## TASK
Copy every line in the records below that contains the word "医宗金鉴".

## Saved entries
┏━━

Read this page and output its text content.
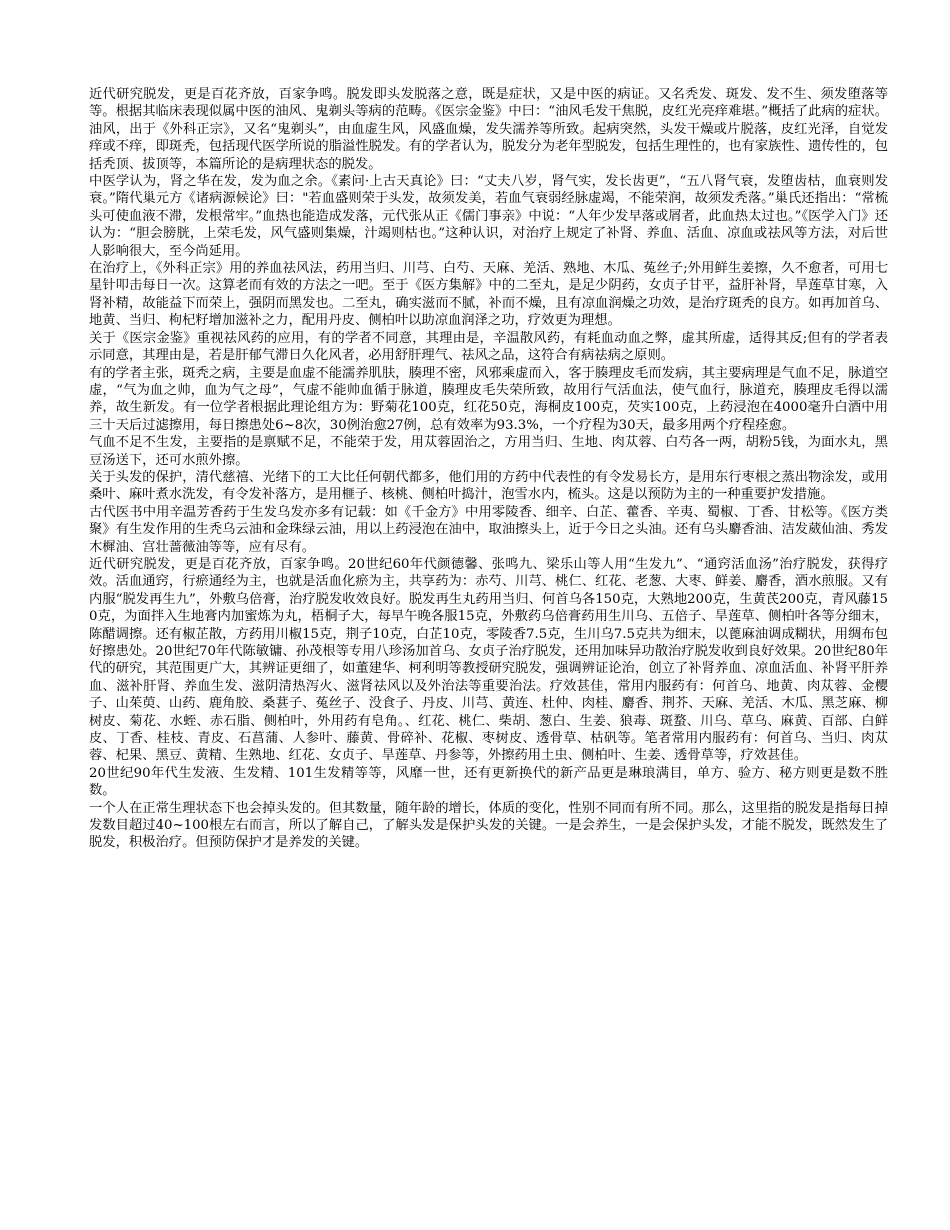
近代研究脱发，更是百花齐放，百家争鸣。脱发即头发脱落之意，既是症状，又是中医的病证。又名秃发、斑发、发不生、须发堕落等等。根据其临床表现似属中医的油风、鬼剃头等病的范畴。《医宗金鉴》中曰：“油风毛发干焦脱，皮红光亮痒难堪。”概括了此病的症状。油风，出于《外科正宗》，又名“鬼剃头”，由血虚生风，风盛血燥，发失濡养等所致。起病突然，头发干燥或片脱落，皮红光泽，自觉发痒或不痒，即斑秃，包括现代医学所说的脂溢性脱发。有的学者认为，脱发分为老年型脱发，包括生理性的，也有家族性、遗传性的，包括秃顶、拔顶等，本篇所论的是病理状态的脱发。

中医学认为，肾之华在发，发为血之余。《素问·上古天真论》曰：“丈夫八岁，肾气实，发长齿更”，“五八肾气衰，发堕齿枯，血衰则发衰。”隋代巢元方《诸病源候论》曰："若血盛则荣于头发，故须发美，若血气衰弱经脉虚竭，不能荣润，故须发秃落。”巢氏还指出：“常梳头可使血液不滞，发根常牢。”血热也能造成发落，元代张从正《儒门事亲》中说：“人年少发早落或屑者，此血热太过也。”《医学入门》还认为：“胆会膀胱，上荣毛发，风气盛则集燥，汁竭则枯也。”这种认识，对治疗上规定了补肾、养血、活血、凉血或祛风等方法，对后世人影响很大，至今尚延用。

在治疗上，《外科正宗》用的养血祛风法，药用当归、川芎、白芍、天麻、羌活、熟地、木瓜、菟丝子;外用鲜生姜擦，久不愈者，可用七星针叩击每日一次。这算老而有效的方法之一吧。至于《医方集解》中的二至丸，是足少阴药，女贞子甘平，益肝补肾，旱莲草甘寒，入肾补精，故能益下而荣上，强阴而黑发也。二至丸，确实滋而不腻，补而不燥，且有凉血润燥之功效，是治疗斑秃的良方。如再加首乌、地黄、当归、枸杞籽增加滋补之力，配用丹皮、侧柏叶以助凉血润泽之功，疗效更为理想。

关于《医宗金鉴》重视祛风药的应用，有的学者不同意，其理由是，辛温散风药，有耗血动血之弊，虚其所虚，适得其反;但有的学者表示同意，其理由是，若是肝郁气滞日久化风者，必用舒肝理气、祛风之品，这符合有病祛病之原则。

有的学者主张，斑秃之病，主要是血虚不能濡养肌肤，腠理不密，风邪乘虚而入，客于腠理皮毛而发病，其主要病理是气血不足，脉道空虚，“气为血之帅，血为气之母”，气虚不能帅血循于脉道，腠理皮毛失荣所致，故用行气活血法，使气血行，脉道充，腠理皮毛得以濡养，故生新发。有一位学者根据此理论组方为：野菊花100克，红花50克，海桐皮100克，芡实100克，上药浸泡在4000毫升白酒中用三十天后过滤擦用，每日擦患处6~8次，30例治愈27例，总有效率为93.3%，一个疗程为30天，最多用两个疗程痊愈。

气血不足不生发，主要指的是禀赋不足，不能荣于发，用苁蓉固治之，方用当归、生地、肉苁蓉、白芍各一两，胡粉5钱，为面水丸，黑豆汤送下，还可水煎外擦。

关于头发的保护，清代慈禧、光绪下的工大比任何朝代都多，他们用的方药中代表性的有令发易长方，是用东行枣根之蒸出物涂发，或用桑叶、麻叶煮水洗发，有令发补落方，是用榧子、核桃、侧柏叶捣汁，泡雪水内，梳头。这是以预防为主的一种重要护发措施。

古代医书中用辛温芳香药于生发乌发亦多有记载：如《千金方》中用零陵香、细辛、白芷、藿香、辛夷、蜀椒、丁香、甘松等。《医方类聚》有生发作用的生秃乌云油和金珠绿云油，用以上药浸泡在油中，取油擦头上，近于今日之头油。还有乌头麝香油、洁发葳仙油、秀发木樨油、宫壮蔷薇油等等，应有尽有。

近代研究脱发，更是百花齐放，百家争鸣。20世纪60年代颜德馨、张鸣九、梁乐山等人用“生发九”、“通窍活血汤”治疗脱发，获得疗效。活血通窍，行瘀通经为主，也就是活血化瘀为主，共享药为：赤芍、川芎、桃仁、红花、老葱、大枣、鲜姜、麝香，酒水煎服。又有内服“脱发再生九”，外敷乌倍膏，治疗脱发收效良好。脱发再生丸药用当归、何首乌各150克，大熟地200克，生黄芪200克，青风藤150克，为面拌入生地膏内加蜜炼为丸，梧桐子大，每早午晚各服15克，外敷药乌倍膏药用生川乌、五倍子、旱莲草、侧柏叶各等分细末，陈醋调擦。还有椒芷散，方药用川椒15克，荆子10克，白芷10克，零陵香7.5克，生川乌7.5克共为细末，以蓖麻油调成糊状，用绸布包好擦患处。20世纪70年代陈敏镛、孙茂根等专用八珍汤加首乌、女贞子治疗脱发，还用加味异功散治疗脱发收到良好效果。20世纪80年代的研究，其范围更广大，其辨证更细了，如董建华、柯利明等教授研究脱发，强调辨证论治，创立了补肾养血、凉血活血、补肾平肝养血、滋补肝肾、养血生发、滋阴清热泻火、滋肾祛风以及外治法等重要治法。疗效甚佳，常用内服药有：何首乌、地黄、肉苁蓉、金樱子、山茱萸、山药、鹿角胶、桑葚子、菟丝子、没食子、丹皮、川芎、黄连、杜仲、肉桂、麝香、荆芥、天麻、羌活、木瓜、黑芝麻、柳树皮、菊花、水蛭、赤石脂、侧柏叶，外用药有皂角。、红花、桃仁、柴胡、葱白、生姜、狼毒、斑蝥、川乌、草乌、麻黄、百部、白鲜皮、丁香、桂枝、青皮、石菖蒲、人参叶、藤黄、骨碎补、花椒、枣树皮、透骨草、枯矾等。笔者常用内服药有：何首乌、当归、肉苁蓉、杞果、黑豆、黄精、生熟地、红花、女贞子、旱莲草、丹参等，外擦药用土虫、侧柏叶、生姜、透骨草等，疗效甚佳。

20世纪90年代生发液、生发精、101生发精等等，风靡一世，还有更新换代的新产品更是琳琅满目，单方、验方、秘方则更是数不胜数。

一个人在正常生理状态下也会掉头发的。但其数量，随年龄的增长，体质的变化，性别不同而有所不同。那么，这里指的脱发是指每日掉发数目超过40~100根左右而言，所以了解自己，了解头发是保护头发的关键。一是会养生，一是会保护头发，才能不脱发，既然发生了脱发，积极治疗。但预防保护才是养发的关键。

┗━━

## OUTPUT BELOW
近代研究脱发，更是百花齐放，百家争鸣。脱发即头发脱落之意，既是症状，又是中医的病证。又名秃发、斑发、发不生、须发堕落等等。根据其临床表现似属中医的油风、鬼剃头等病的范畴。《医宗金鉴》中曰：“油风毛发干焦脱，皮红光亮痒难堪。”概括了此病的症状。油风，出于《外科正宗》，又名“鬼剃头”，由血虚生风，风盛血燥，发失濡养等所致。起病突然，头发干燥或片脱落，皮红光泽，自觉发痒或不痒，即斑秃，包括现代医学所说的脂溢性脱发。有的学者认为，脱发分为老年型脱发，包括生理性的，也有家族性、遗传性的，包括秃顶、拔顶等，本篇所论的是病理状态的脱发。
关于《医宗金鉴》重视祛风药的应用，有的学者不同意，其理由是，辛温散风药，有耗血动血之弊，虚其所虚，适得其反;但有的学者表示同意，其理由是，若是肝郁气滞日久化风者，必用舒肝理气、祛风之品，这符合有病祛病之原则。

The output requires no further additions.